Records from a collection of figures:
--------------------------------

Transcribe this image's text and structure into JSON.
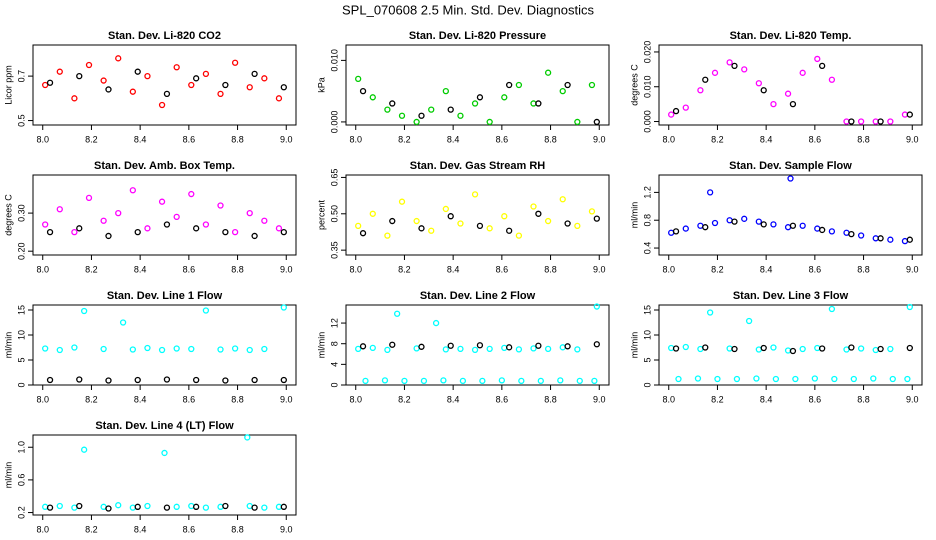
{
  "title": "SPL_070608  2.5 Min. Std. Dev. Diagnostics",
  "chart_data": [
    {
      "type": "scatter",
      "title": "Stan. Dev. Li-820 CO2",
      "ylabel": "Licor ppm",
      "xlim": [
        7.96,
        9.04
      ],
      "ylim": [
        0.48,
        0.84
      ],
      "xticks": [
        {
          "value": 8.0,
          "label": "8.0"
        },
        8.2,
        8.4,
        8.6,
        8.8,
        {
          "value": 9.0,
          "label": "9.0"
        }
      ],
      "yticks": [
        0.5,
        0.7
      ],
      "series": [
        {
          "color": "#ff0000",
          "x": [
            8.01,
            8.07,
            8.13,
            8.19,
            8.25,
            8.31,
            8.37,
            8.43,
            8.49,
            8.55,
            8.61,
            8.67,
            8.73,
            8.79,
            8.85,
            8.91,
            8.97
          ],
          "values": [
            0.66,
            0.72,
            0.6,
            0.75,
            0.68,
            0.78,
            0.63,
            0.7,
            0.57,
            0.74,
            0.66,
            0.71,
            0.62,
            0.76,
            0.65,
            0.69,
            0.6
          ]
        },
        {
          "color": "#000000",
          "x": [
            8.03,
            8.15,
            8.27,
            8.39,
            8.51,
            8.63,
            8.75,
            8.87,
            8.99
          ],
          "values": [
            0.67,
            0.7,
            0.64,
            0.72,
            0.62,
            0.69,
            0.66,
            0.71,
            0.65
          ]
        }
      ]
    },
    {
      "type": "scatter",
      "title": "Stan. Dev. Li-820 Pressure",
      "ylabel": "kPa",
      "xlim": [
        7.96,
        9.04
      ],
      "ylim": [
        -0.0005,
        0.0125
      ],
      "xticks": [
        {
          "value": 8.0,
          "label": "8.0"
        },
        8.2,
        8.4,
        8.6,
        8.8,
        {
          "value": 9.0,
          "label": "9.0"
        }
      ],
      "yticks": [
        {
          "value": 0,
          "label": "0.000"
        },
        {
          "value": 0.01,
          "label": "0.010"
        }
      ],
      "series": [
        {
          "color": "#00cc00",
          "x": [
            8.01,
            8.07,
            8.13,
            8.19,
            8.25,
            8.31,
            8.37,
            8.43,
            8.49,
            8.55,
            8.61,
            8.67,
            8.73,
            8.79,
            8.85,
            8.91,
            8.97
          ],
          "values": [
            0.007,
            0.004,
            0.002,
            0.001,
            0.0,
            0.002,
            0.005,
            0.001,
            0.003,
            0.0,
            0.004,
            0.006,
            0.003,
            0.008,
            0.005,
            0.0,
            0.006
          ]
        },
        {
          "color": "#000000",
          "x": [
            8.03,
            8.15,
            8.27,
            8.39,
            8.51,
            8.63,
            8.75,
            8.87,
            8.99
          ],
          "values": [
            0.005,
            0.003,
            0.001,
            0.002,
            0.004,
            0.006,
            0.003,
            0.006,
            0.0
          ]
        }
      ]
    },
    {
      "type": "scatter",
      "title": "Stan. Dev. Li-820 Temp.",
      "ylabel": "degrees C",
      "xlim": [
        7.96,
        9.04
      ],
      "ylim": [
        -0.001,
        0.022
      ],
      "xticks": [
        {
          "value": 8.0,
          "label": "8.0"
        },
        8.2,
        8.4,
        8.6,
        8.8,
        {
          "value": 9.0,
          "label": "9.0"
        }
      ],
      "yticks": [
        {
          "value": 0,
          "label": "0.000"
        },
        {
          "value": 0.01,
          "label": "0.010"
        },
        {
          "value": 0.02,
          "label": "0.020"
        }
      ],
      "series": [
        {
          "color": "#ff00ff",
          "x": [
            8.01,
            8.07,
            8.13,
            8.19,
            8.25,
            8.31,
            8.37,
            8.43,
            8.49,
            8.55,
            8.61,
            8.67,
            8.73,
            8.79,
            8.85,
            8.91,
            8.97
          ],
          "values": [
            0.002,
            0.004,
            0.009,
            0.014,
            0.017,
            0.015,
            0.011,
            0.005,
            0.008,
            0.014,
            0.018,
            0.012,
            0.0,
            0.0,
            0.0,
            0.0,
            0.002
          ]
        },
        {
          "color": "#000000",
          "x": [
            8.03,
            8.15,
            8.27,
            8.39,
            8.51,
            8.63,
            8.75,
            8.87,
            8.99
          ],
          "values": [
            0.003,
            0.012,
            0.016,
            0.009,
            0.005,
            0.016,
            0.0,
            0.0,
            0.002
          ]
        }
      ]
    },
    {
      "type": "scatter",
      "title": "Stan. Dev. Amb. Box Temp.",
      "ylabel": "degrees C",
      "xlim": [
        7.96,
        9.04
      ],
      "ylim": [
        0.19,
        0.4
      ],
      "xticks": [
        {
          "value": 8.0,
          "label": "8.0"
        },
        8.2,
        8.4,
        8.6,
        8.8,
        {
          "value": 9.0,
          "label": "9.0"
        }
      ],
      "yticks": [
        {
          "value": 0.2,
          "label": "0.20"
        },
        {
          "value": 0.3,
          "label": "0.30"
        }
      ],
      "series": [
        {
          "color": "#ff00ff",
          "x": [
            8.01,
            8.07,
            8.13,
            8.19,
            8.25,
            8.31,
            8.37,
            8.43,
            8.49,
            8.55,
            8.61,
            8.67,
            8.73,
            8.79,
            8.85,
            8.91,
            8.97
          ],
          "values": [
            0.27,
            0.31,
            0.25,
            0.34,
            0.28,
            0.3,
            0.36,
            0.26,
            0.33,
            0.29,
            0.35,
            0.27,
            0.32,
            0.25,
            0.3,
            0.28,
            0.26
          ]
        },
        {
          "color": "#000000",
          "x": [
            8.03,
            8.15,
            8.27,
            8.39,
            8.51,
            8.63,
            8.75,
            8.87,
            8.99
          ],
          "values": [
            0.25,
            0.26,
            0.24,
            0.25,
            0.27,
            0.26,
            0.25,
            0.24,
            0.25
          ]
        }
      ]
    },
    {
      "type": "scatter",
      "title": "Stan. Dev. Gas Stream RH",
      "ylabel": "percent",
      "xlim": [
        7.96,
        9.04
      ],
      "ylim": [
        0.33,
        0.66
      ],
      "xticks": [
        {
          "value": 8.0,
          "label": "8.0"
        },
        8.2,
        8.4,
        8.6,
        8.8,
        {
          "value": 9.0,
          "label": "9.0"
        }
      ],
      "yticks": [
        0.35,
        {
          "value": 0.5,
          "label": "0.50"
        },
        0.65
      ],
      "series": [
        {
          "color": "#ffff00",
          "x": [
            8.01,
            8.07,
            8.13,
            8.19,
            8.25,
            8.31,
            8.37,
            8.43,
            8.49,
            8.55,
            8.61,
            8.67,
            8.73,
            8.79,
            8.85,
            8.91,
            8.97
          ],
          "values": [
            0.45,
            0.5,
            0.41,
            0.55,
            0.47,
            0.43,
            0.52,
            0.46,
            0.58,
            0.44,
            0.49,
            0.41,
            0.53,
            0.47,
            0.56,
            0.45,
            0.51
          ]
        },
        {
          "color": "#000000",
          "x": [
            8.03,
            8.15,
            8.27,
            8.39,
            8.51,
            8.63,
            8.75,
            8.87,
            8.99
          ],
          "values": [
            0.42,
            0.47,
            0.44,
            0.49,
            0.45,
            0.43,
            0.5,
            0.46,
            0.48
          ]
        }
      ]
    },
    {
      "type": "scatter",
      "title": "Stan. Dev. Sample Flow",
      "ylabel": "ml/min",
      "xlim": [
        7.96,
        9.04
      ],
      "ylim": [
        0.3,
        1.45
      ],
      "xticks": [
        {
          "value": 8.0,
          "label": "8.0"
        },
        8.2,
        8.4,
        8.6,
        8.8,
        {
          "value": 9.0,
          "label": "9.0"
        }
      ],
      "yticks": [
        0.4,
        0.8,
        1.2
      ],
      "series": [
        {
          "color": "#0000ff",
          "x": [
            8.01,
            8.07,
            8.13,
            8.17,
            8.19,
            8.25,
            8.31,
            8.37,
            8.43,
            8.49,
            8.5,
            8.55,
            8.61,
            8.67,
            8.73,
            8.79,
            8.85,
            8.91,
            8.97
          ],
          "values": [
            0.62,
            0.68,
            0.72,
            1.2,
            0.76,
            0.8,
            0.82,
            0.78,
            0.74,
            0.7,
            1.4,
            0.72,
            0.68,
            0.64,
            0.62,
            0.58,
            0.54,
            0.52,
            0.5
          ]
        },
        {
          "color": "#000000",
          "x": [
            8.03,
            8.15,
            8.27,
            8.39,
            8.51,
            8.63,
            8.75,
            8.87,
            8.99
          ],
          "values": [
            0.64,
            0.7,
            0.78,
            0.74,
            0.72,
            0.66,
            0.6,
            0.54,
            0.52
          ]
        }
      ]
    },
    {
      "type": "scatter",
      "title": "Stan. Dev. Line 1 Flow",
      "ylabel": "ml/min",
      "xlim": [
        7.96,
        9.04
      ],
      "ylim": [
        0,
        16
      ],
      "xticks": [
        {
          "value": 8.0,
          "label": "8.0"
        },
        8.2,
        8.4,
        8.6,
        8.8,
        {
          "value": 9.0,
          "label": "9.0"
        }
      ],
      "yticks": [
        0,
        5,
        10,
        15
      ],
      "series": [
        {
          "color": "#00ffff",
          "x": [
            8.01,
            8.07,
            8.13,
            8.17,
            8.25,
            8.33,
            8.37,
            8.43,
            8.49,
            8.55,
            8.61,
            8.67,
            8.73,
            8.79,
            8.85,
            8.91,
            8.99
          ],
          "values": [
            7.3,
            7.0,
            7.5,
            14.8,
            7.2,
            12.5,
            7.1,
            7.4,
            7.0,
            7.3,
            7.2,
            14.9,
            7.1,
            7.3,
            7.0,
            7.2,
            15.5
          ]
        },
        {
          "color": "#000000",
          "x": [
            8.03,
            8.15,
            8.27,
            8.39,
            8.51,
            8.63,
            8.75,
            8.87,
            8.99
          ],
          "values": [
            1.0,
            1.1,
            0.9,
            1.0,
            1.1,
            1.0,
            0.9,
            1.0,
            1.0
          ]
        }
      ]
    },
    {
      "type": "scatter",
      "title": "Stan. Dev. Line 2 Flow",
      "ylabel": "ml/min",
      "xlim": [
        7.96,
        9.04
      ],
      "ylim": [
        0,
        15.5
      ],
      "xticks": [
        {
          "value": 8.0,
          "label": "8.0"
        },
        8.2,
        8.4,
        8.6,
        8.8,
        {
          "value": 9.0,
          "label": "9.0"
        }
      ],
      "yticks": [
        0,
        4,
        8,
        12
      ],
      "series": [
        {
          "color": "#00ffff",
          "x": [
            8.01,
            8.07,
            8.13,
            8.17,
            8.25,
            8.33,
            8.37,
            8.43,
            8.49,
            8.55,
            8.61,
            8.67,
            8.73,
            8.79,
            8.85,
            8.91,
            8.99
          ],
          "values": [
            7.0,
            7.2,
            6.8,
            13.8,
            7.1,
            12.0,
            6.9,
            7.0,
            6.8,
            7.0,
            7.2,
            6.9,
            7.1,
            7.0,
            7.3,
            6.9,
            15.2
          ]
        },
        {
          "color": "#00ffff",
          "x": [
            8.04,
            8.12,
            8.2,
            8.28,
            8.36,
            8.44,
            8.52,
            8.6,
            8.68,
            8.76,
            8.84,
            8.92,
            8.98
          ],
          "values": [
            0.8,
            0.9,
            0.8,
            0.8,
            0.9,
            0.8,
            0.8,
            0.9,
            0.8,
            0.8,
            0.9,
            0.8,
            0.8
          ]
        },
        {
          "color": "#000000",
          "x": [
            8.03,
            8.15,
            8.27,
            8.39,
            8.51,
            8.63,
            8.75,
            8.87,
            8.99
          ],
          "values": [
            7.5,
            7.8,
            7.4,
            7.6,
            7.7,
            7.3,
            7.6,
            7.5,
            7.9
          ]
        }
      ]
    },
    {
      "type": "scatter",
      "title": "Stan. Dev. Line 3 Flow",
      "ylabel": "ml/min",
      "xlim": [
        7.96,
        9.04
      ],
      "ylim": [
        0,
        16
      ],
      "xticks": [
        {
          "value": 8.0,
          "label": "8.0"
        },
        8.2,
        8.4,
        8.6,
        8.8,
        {
          "value": 9.0,
          "label": "9.0"
        }
      ],
      "yticks": [
        0,
        5,
        10,
        15
      ],
      "series": [
        {
          "color": "#00ffff",
          "x": [
            8.01,
            8.07,
            8.13,
            8.17,
            8.25,
            8.33,
            8.37,
            8.43,
            8.49,
            8.55,
            8.61,
            8.67,
            8.73,
            8.79,
            8.85,
            8.91,
            8.99
          ],
          "values": [
            7.4,
            7.6,
            7.2,
            14.5,
            7.3,
            12.8,
            7.1,
            7.5,
            6.9,
            7.2,
            7.4,
            15.2,
            7.1,
            7.3,
            7.0,
            7.2,
            15.6
          ]
        },
        {
          "color": "#00ffff",
          "x": [
            8.04,
            8.12,
            8.2,
            8.28,
            8.36,
            8.44,
            8.52,
            8.6,
            8.68,
            8.76,
            8.84,
            8.92,
            8.98
          ],
          "values": [
            1.2,
            1.3,
            1.2,
            1.2,
            1.3,
            1.2,
            1.2,
            1.3,
            1.2,
            1.2,
            1.3,
            1.2,
            1.2
          ]
        },
        {
          "color": "#000000",
          "x": [
            8.03,
            8.15,
            8.27,
            8.39,
            8.51,
            8.63,
            8.75,
            8.87,
            8.99
          ],
          "values": [
            7.3,
            7.5,
            7.2,
            7.4,
            6.8,
            7.3,
            7.5,
            7.2,
            7.4
          ]
        }
      ]
    },
    {
      "type": "scatter",
      "title": "Stan. Dev. Line 4 (LT) Flow",
      "ylabel": "ml/min",
      "xlim": [
        7.96,
        9.04
      ],
      "ylim": [
        0.17,
        1.15
      ],
      "xticks": [
        {
          "value": 8.0,
          "label": "8.0"
        },
        8.2,
        8.4,
        8.6,
        8.8,
        {
          "value": 9.0,
          "label": "9.0"
        }
      ],
      "yticks": [
        0.2,
        0.6,
        {
          "value": 1.0,
          "label": "1.0"
        }
      ],
      "series": [
        {
          "color": "#00ffff",
          "x": [
            8.01,
            8.07,
            8.13,
            8.17,
            8.25,
            8.31,
            8.37,
            8.43,
            8.5,
            8.55,
            8.61,
            8.67,
            8.73,
            8.84,
            8.85,
            8.91,
            8.97
          ],
          "values": [
            0.27,
            0.28,
            0.26,
            0.97,
            0.27,
            0.29,
            0.26,
            0.28,
            0.93,
            0.27,
            0.28,
            0.26,
            0.27,
            1.12,
            0.28,
            0.26,
            0.27
          ]
        },
        {
          "color": "#000000",
          "x": [
            8.03,
            8.15,
            8.27,
            8.39,
            8.51,
            8.63,
            8.75,
            8.87,
            8.99
          ],
          "values": [
            0.26,
            0.28,
            0.25,
            0.27,
            0.26,
            0.27,
            0.28,
            0.26,
            0.27
          ]
        }
      ]
    }
  ]
}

--------------------------------

PROBLEM STATEMENT ▸ Tell how many lines of the material above hold "Flow", answering with a bare number.

ANSWER BELOW ▸ 5